══ Supplied data ══
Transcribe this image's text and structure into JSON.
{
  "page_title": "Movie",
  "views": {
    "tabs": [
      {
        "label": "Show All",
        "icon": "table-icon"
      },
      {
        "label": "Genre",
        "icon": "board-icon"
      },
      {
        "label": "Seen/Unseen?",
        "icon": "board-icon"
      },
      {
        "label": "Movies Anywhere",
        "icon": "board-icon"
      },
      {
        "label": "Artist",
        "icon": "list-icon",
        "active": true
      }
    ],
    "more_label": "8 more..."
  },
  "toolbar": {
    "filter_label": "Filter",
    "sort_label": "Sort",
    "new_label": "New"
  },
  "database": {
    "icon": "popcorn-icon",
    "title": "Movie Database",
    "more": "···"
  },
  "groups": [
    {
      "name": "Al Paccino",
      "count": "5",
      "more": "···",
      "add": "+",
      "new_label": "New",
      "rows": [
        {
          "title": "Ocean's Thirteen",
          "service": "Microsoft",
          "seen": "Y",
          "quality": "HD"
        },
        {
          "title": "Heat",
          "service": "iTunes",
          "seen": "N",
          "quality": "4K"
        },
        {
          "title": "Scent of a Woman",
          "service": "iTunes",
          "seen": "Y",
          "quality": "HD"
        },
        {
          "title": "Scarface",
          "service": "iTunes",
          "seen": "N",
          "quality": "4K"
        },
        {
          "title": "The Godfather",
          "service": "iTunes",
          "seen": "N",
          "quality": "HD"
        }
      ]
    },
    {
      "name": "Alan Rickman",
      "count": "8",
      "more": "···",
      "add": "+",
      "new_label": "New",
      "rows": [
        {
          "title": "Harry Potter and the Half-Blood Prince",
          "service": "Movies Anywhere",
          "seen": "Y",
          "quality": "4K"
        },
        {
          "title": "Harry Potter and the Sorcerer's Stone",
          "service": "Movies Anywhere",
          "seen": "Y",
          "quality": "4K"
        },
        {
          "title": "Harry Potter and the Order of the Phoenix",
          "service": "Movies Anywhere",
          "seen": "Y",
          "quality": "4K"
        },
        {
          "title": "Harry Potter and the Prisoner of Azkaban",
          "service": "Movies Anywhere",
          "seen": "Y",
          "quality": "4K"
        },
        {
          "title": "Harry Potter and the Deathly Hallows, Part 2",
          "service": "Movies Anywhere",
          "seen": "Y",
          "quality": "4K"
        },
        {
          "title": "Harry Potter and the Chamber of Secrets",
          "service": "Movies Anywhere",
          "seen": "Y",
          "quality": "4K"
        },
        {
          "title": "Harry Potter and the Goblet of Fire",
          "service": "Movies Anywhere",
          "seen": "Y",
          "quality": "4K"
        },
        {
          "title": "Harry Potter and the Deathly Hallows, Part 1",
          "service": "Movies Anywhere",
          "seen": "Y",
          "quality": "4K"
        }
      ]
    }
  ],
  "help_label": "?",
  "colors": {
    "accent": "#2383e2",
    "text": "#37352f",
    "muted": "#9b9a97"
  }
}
═══
#### Direction
Please quote the data above in full, with no line missing.

#### Solved exercise
Transcribe this image's text and structure into JSON.
{
  "page_title": "Movie",
  "views": {
    "tabs": [
      {
        "label": "Show All",
        "icon": "table-icon"
      },
      {
        "label": "Genre",
        "icon": "board-icon"
      },
      {
        "label": "Seen/Unseen?",
        "icon": "board-icon"
      },
      {
        "label": "Movies Anywhere",
        "icon": "board-icon"
      },
      {
        "label": "Artist",
        "icon": "list-icon",
        "active": true
      }
    ],
    "more_label": "8 more..."
  },
  "toolbar": {
    "filter_label": "Filter",
    "sort_label": "Sort",
    "new_label": "New"
  },
  "database": {
    "icon": "popcorn-icon",
    "title": "Movie Database",
    "more": "···"
  },
  "groups": [
    {
      "name": "Al Paccino",
      "count": "5",
      "more": "···",
      "add": "+",
      "new_label": "New",
      "rows": [
        {
          "title": "Ocean's Thirteen",
          "service": "Microsoft",
          "seen": "Y",
          "quality": "HD"
        },
        {
          "title": "Heat",
          "service": "iTunes",
          "seen": "N",
          "quality": "4K"
        },
        {
          "title": "Scent of a Woman",
          "service": "iTunes",
          "seen": "Y",
          "quality": "HD"
        },
        {
          "title": "Scarface",
          "service": "iTunes",
          "seen": "N",
          "quality": "4K"
        },
        {
          "title": "The Godfather",
          "service": "iTunes",
          "seen": "N",
          "quality": "HD"
        }
      ]
    },
    {
      "name": "Alan Rickman",
      "count": "8",
      "more": "···",
      "add": "+",
      "new_label": "New",
      "rows": [
        {
          "title": "Harry Potter and the Half-Blood Prince",
          "service": "Movies Anywhere",
          "seen": "Y",
          "quality": "4K"
        },
        {
          "title": "Harry Potter and the Sorcerer's Stone",
          "service": "Movies Anywhere",
          "seen": "Y",
          "quality": "4K"
        },
        {
          "title": "Harry Potter and the Order of the Phoenix",
          "service": "Movies Anywhere",
          "seen": "Y",
          "quality": "4K"
        },
        {
          "title": "Harry Potter and the Prisoner of Azkaban",
          "service": "Movies Anywhere",
          "seen": "Y",
          "quality": "4K"
        },
        {
          "title": "Harry Potter and the Deathly Hallows, Part 2",
          "service": "Movies Anywhere",
          "seen": "Y",
          "quality": "4K"
        },
        {
          "title": "Harry Potter and the Chamber of Secrets",
          "service": "Movies Anywhere",
          "seen": "Y",
          "quality": "4K"
        },
        {
          "title": "Harry Potter and the Goblet of Fire",
          "service": "Movies Anywhere",
          "seen": "Y",
          "quality": "4K"
        },
        {
          "title": "Harry Potter and the Deathly Hallows, Part 1",
          "service": "Movies Anywhere",
          "seen": "Y",
          "quality": "4K"
        }
      ]
    }
  ],
  "help_label": "?",
  "colors": {
    "accent": "#2383e2",
    "text": "#37352f",
    "muted": "#9b9a97"
  }
}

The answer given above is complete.